* start Passage to read *

Coincidences and Corruption You probably snicker cynically when you see the latest example of corruption -- such as a member of Congress fronting for some interest group that pours big money into his campaign fund -- and everyone involved says, "There's no connection between the money and the bill sponsorship." [Dan Gillmor's eJournal]
10:04:07 PM    

ICANN's Stonewalling Stopped ICANN's stonewalling of board member Karl Auerbach has been a scandal. It suggests that the organization does have something to hide. [Dan Gillmor's eJournal]
10:03:00 PM    

Bush Waters Down Anti-Fraud Law He Just Signed "Yep, that's our president. At least he stays bought." [Dan Gillmor's eJournal]
10:01:10 PM    

Corporate getaways!. President Bush says he's getting tough on crime in the suites -- but his old friends at Enron might never see the inside of a jail. [Salon.com]

Of course his friends at Enron will get away. They gave him too much money to do any jail time. It'll be "just not enough evidence" to convict, or something like that...
9:34:13 PM    

Joe Conason's Journal. How can Democrats beat Bush in 2004? The way Clinton did it in 1992 -- by uniting the party. [Salon.com]

Can they do that, or are they just like crabs in a barrel?
8:47:23 PM    

Bush's Double Dip? A few months ago the vast majority of business economists mocked concerns about a "double dip," a second leg to the downturn. But there were a few dogged iconoclasts out there, most notably Stephen Roach at Morgan Stanley. As I've repeatedly said in this column, the arguments of the double-dippers made a lot of sense. And their story now looks more plausible than ever. ... On the surface, the sharp drop in the economy's growth, from 5 percent in the first quarter to 1 percent in the second, is disheartening. Under the surface, it's quite a lot worse. ... Bear in mind that government officials have a stake in accentuating the positive. The administration needs a recovery because, with deficits exploding, the only way it can justify that tax cut is by pretending that it was just what the economy needed. [Daypop Top 40]
8:38:12 PM    

Party of the pocketbook As the latest Bush recession heads into its second dip, it's washing away one of the oldest truisms in American politics.

* end Passage to read *

Answer these questions about the blog excerpt:
(a) Which board member has ICANN been stonewalling?
(b) What growth figures does the excerpt give for the first and second quarters?
(c) Who at Morgan Stanley is named as the most notable of the double-dip iconoclasts?
Use only the blog excerpt.

* start Data extract *

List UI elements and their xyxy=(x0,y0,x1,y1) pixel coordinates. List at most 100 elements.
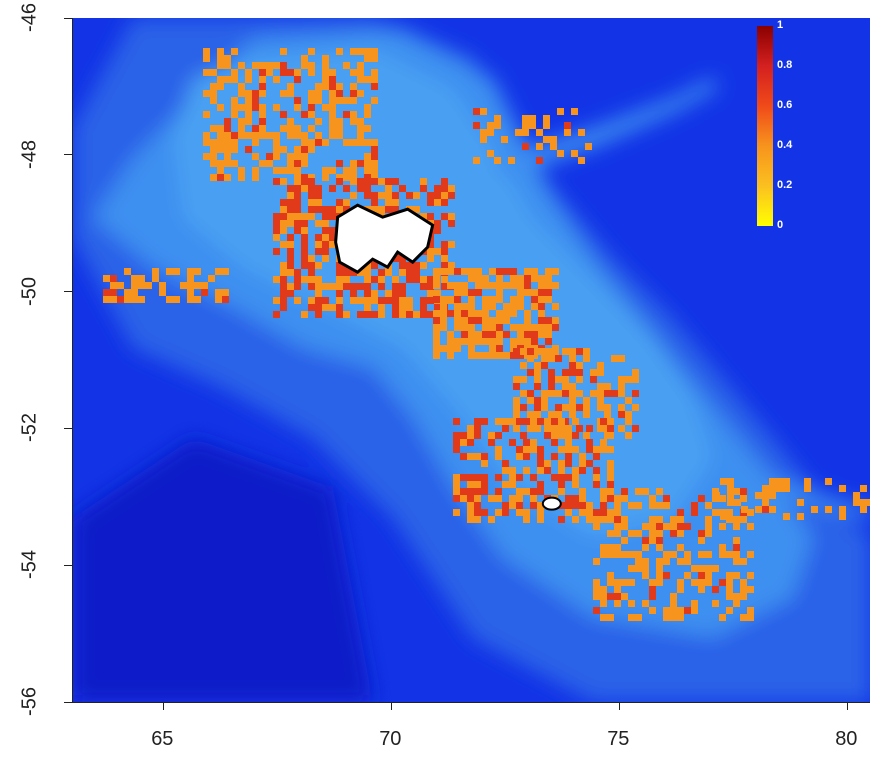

* end Data extract *

▶ _The solution_:
(a) Karl Auerbach
(b) 5 percent in the first quarter and 1 percent in the second
(c) Stephen Roach